### Prompt
Copy every line of the listing that holds the string "其他支出".

╭──

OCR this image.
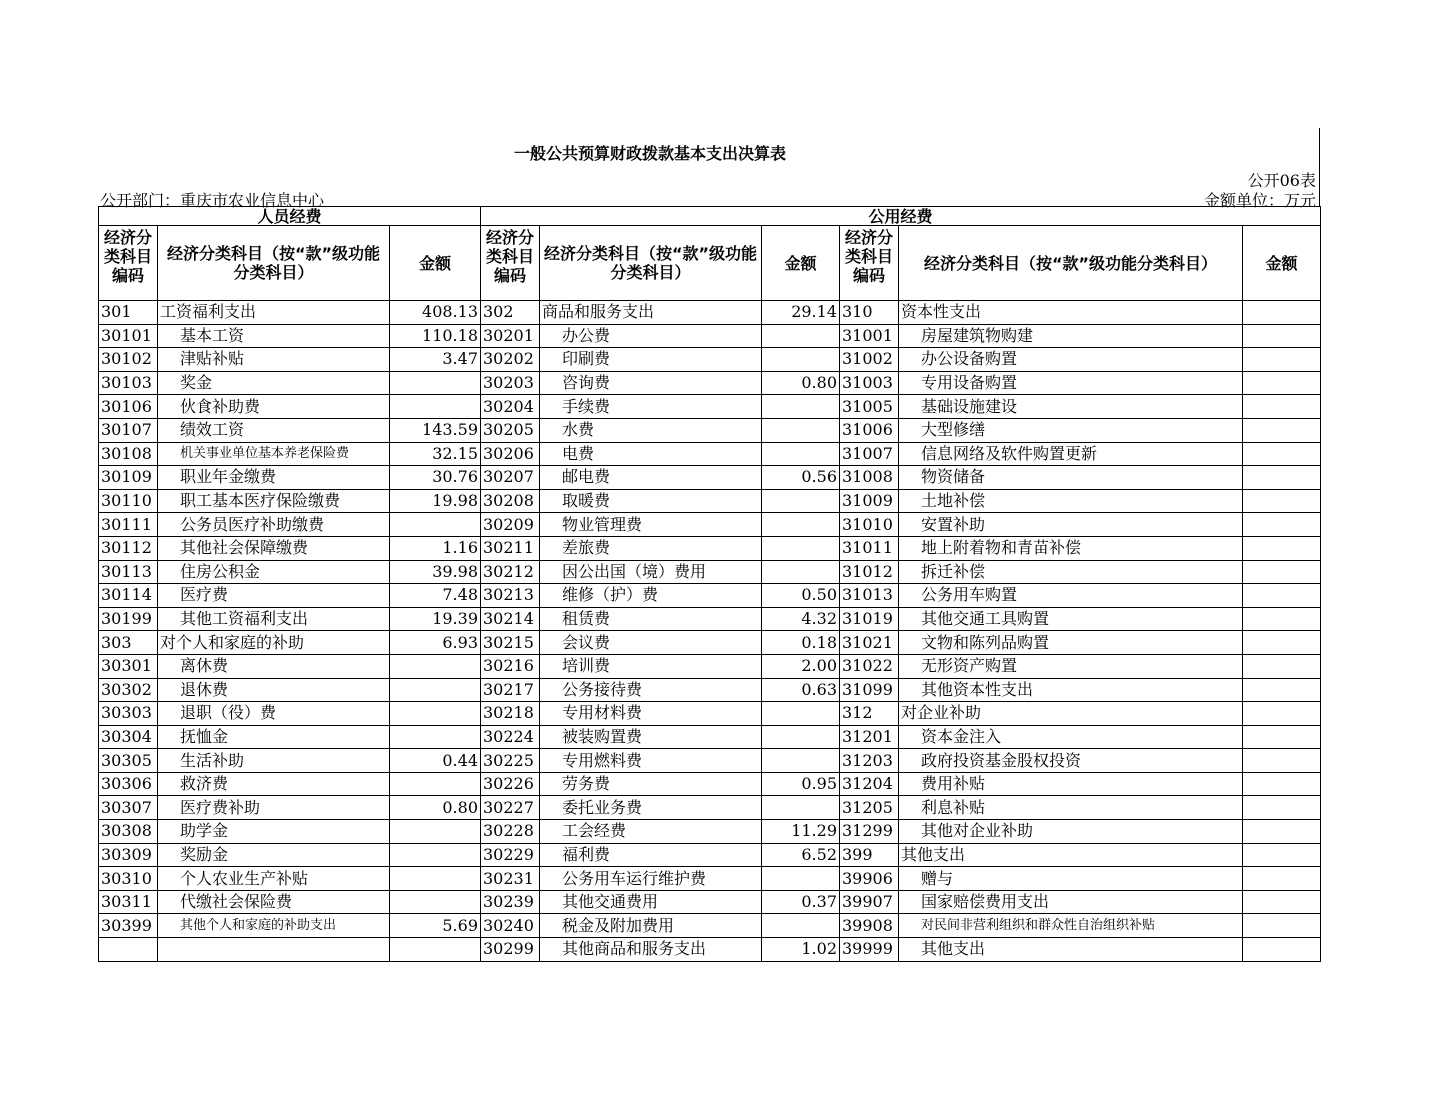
一般公共预算财政拨款基本支出决算表
公开06表
公开部门：重庆市农业信息中心	金额单位：万元
人员经费			公用经费					
经济分类科目编码	经济分类科目（按“款”级功能分类科目）	金额	经济分类科目编码	经济分类科目（按“款”级功能分类科目）	金额	经济分类科目编码	经济分类科目（按“款”级功能分类科目）	金额
301	工资福利支出	408.13	302	商品和服务支出	29.14	310	资本性支出	
30101	基本工资	110.18	30201	办公费		31001	房屋建筑物购建	
30102	津贴补贴	3.47	30202	印刷费		31002	办公设备购置	
30103	奖金		30203	咨询费	0.80	31003	专用设备购置	
30106	伙食补助费		30204	手续费		31005	基础设施建设	
30107	绩效工资	143.59	30205	水费		31006	大型修缮	
30108	机关事业单位基本养老保险费	32.15	30206	电费		31007	信息网络及软件购置更新	
30109	职业年金缴费	30.76	30207	邮电费	0.56	31008	物资储备	
30110	职工基本医疗保险缴费	19.98	30208	取暖费		31009	土地补偿	
30111	公务员医疗补助缴费		30209	物业管理费		31010	安置补助	
30112	其他社会保障缴费	1.16	30211	差旅费		31011	地上附着物和青苗补偿	
30113	住房公积金	39.98	30212	因公出国（境）费用		31012	拆迁补偿	
30114	医疗费	7.48	30213	维修（护）费	0.50	31013	公务用车购置	
30199	其他工资福利支出	19.39	30214	租赁费	4.32	31019	其他交通工具购置	
303	对个人和家庭的补助	6.93	30215	会议费	0.18	31021	文物和陈列品购置	
30301	离休费		30216	培训费	2.00	31022	无形资产购置	
30302	退休费		30217	公务接待费	0.63	31099	其他资本性支出	
30303	退职（役）费		30218	专用材料费		312	对企业补助	
30304	抚恤金		30224	被装购置费		31201	资本金注入	
30305	生活补助	0.44	30225	专用燃料费		31203	政府投资基金股权投资	
30306	救济费		30226	劳务费	0.95	31204	费用补贴	
30307	医疗费补助	0.80	30227	委托业务费		31205	利息补贴	
30308	助学金		30228	工会经费	11.29	31299	其他对企业补助	
30309	奖励金		30229	福利费	6.52	399	其他支出	
30310	个人农业生产补贴		30231	公务用车运行维护费		39906	赠与	
30311	代缴社会保险费		30239	其他交通费用	0.37	39907	国家赔偿费用支出	
30399	其他个人和家庭的补助支出	5.69	30240	税金及附加费用		39908	对民间非营利组织和群众性自治组织补贴	
			30299	其他商品和服务支出	1.02	39999	其他支出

╰──

### Final result
30309	奖励金		30229	福利费	6.52	399	其他支出	
			30299	其他商品和服务支出	1.02	39999	其他支出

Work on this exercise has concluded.